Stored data
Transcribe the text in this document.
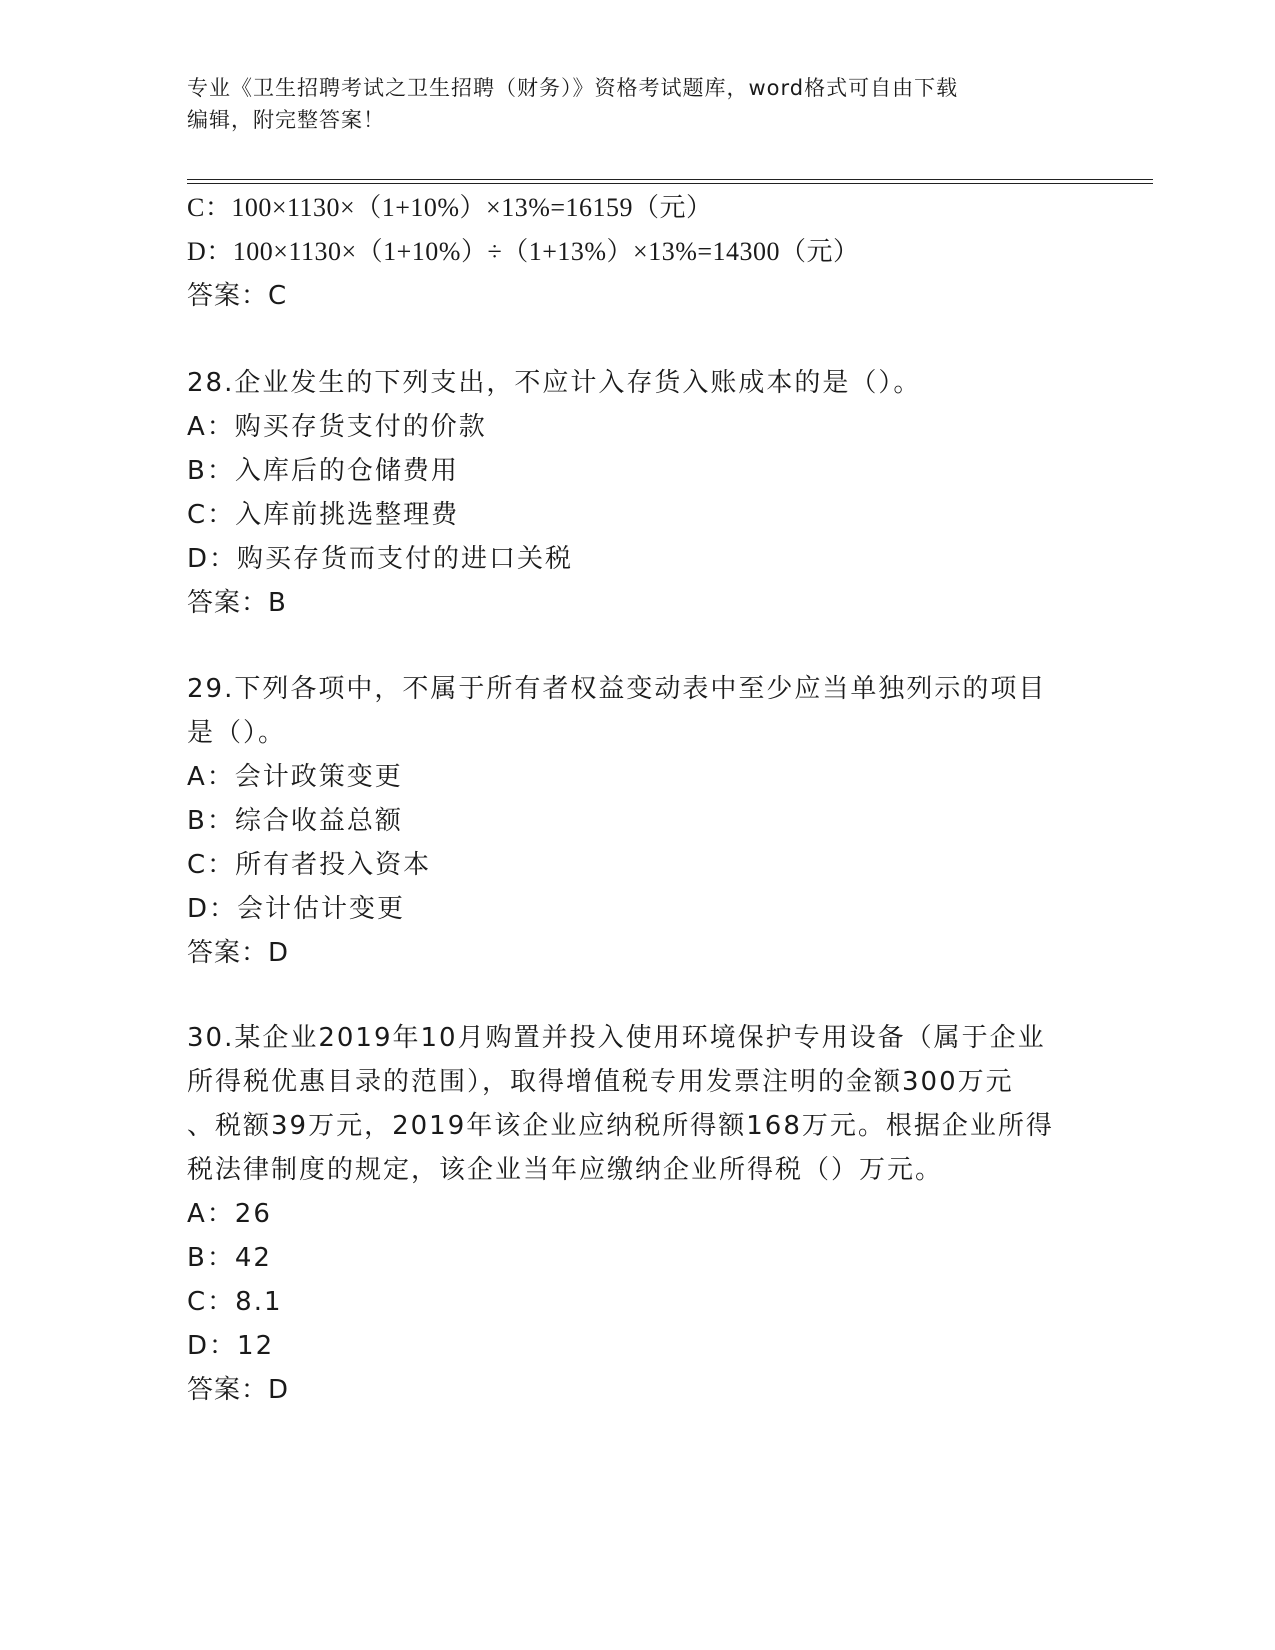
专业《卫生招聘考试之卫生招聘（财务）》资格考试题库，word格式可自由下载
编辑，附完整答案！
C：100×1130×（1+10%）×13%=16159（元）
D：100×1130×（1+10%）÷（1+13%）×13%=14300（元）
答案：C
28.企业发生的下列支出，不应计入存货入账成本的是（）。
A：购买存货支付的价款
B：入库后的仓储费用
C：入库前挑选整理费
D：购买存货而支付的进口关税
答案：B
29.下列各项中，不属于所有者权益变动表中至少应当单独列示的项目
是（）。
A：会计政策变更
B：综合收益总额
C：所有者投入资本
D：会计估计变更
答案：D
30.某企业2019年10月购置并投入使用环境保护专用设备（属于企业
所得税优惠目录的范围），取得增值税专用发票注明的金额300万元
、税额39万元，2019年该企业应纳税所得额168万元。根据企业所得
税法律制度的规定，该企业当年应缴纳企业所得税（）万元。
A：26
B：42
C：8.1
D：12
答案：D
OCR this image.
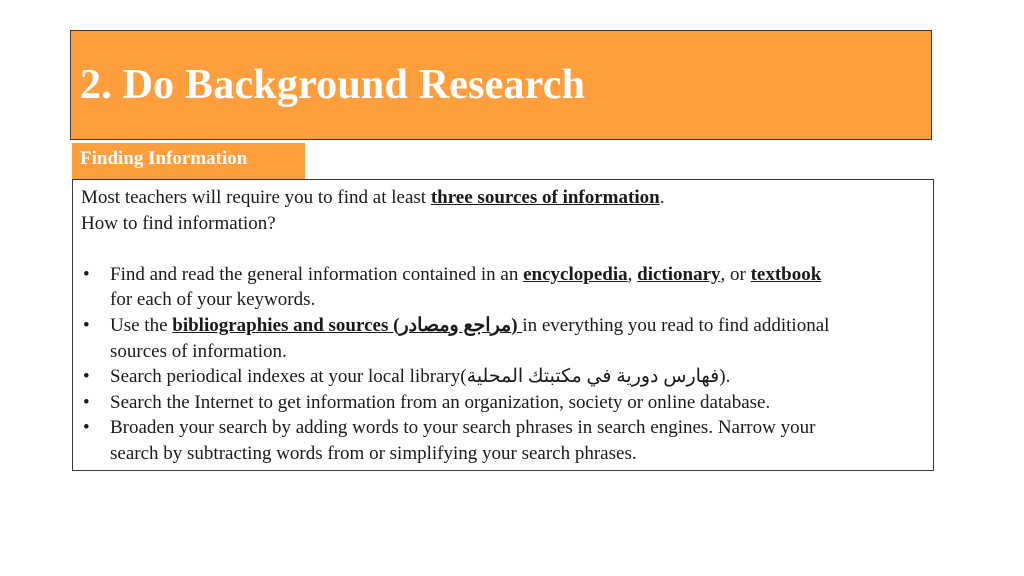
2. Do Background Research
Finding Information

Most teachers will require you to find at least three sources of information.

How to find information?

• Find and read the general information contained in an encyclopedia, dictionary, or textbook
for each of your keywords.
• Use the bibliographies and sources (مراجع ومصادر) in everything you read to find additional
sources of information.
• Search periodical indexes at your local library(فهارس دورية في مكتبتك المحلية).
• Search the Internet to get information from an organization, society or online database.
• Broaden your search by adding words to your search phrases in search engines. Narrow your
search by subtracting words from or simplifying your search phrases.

Exercise instructions
Look through the entries and return every line where "phrases" appears.

Complete output
• Broaden your search by adding words to your search phrases in search engines. Narrow your
search by subtracting words from or simplifying your search phrases.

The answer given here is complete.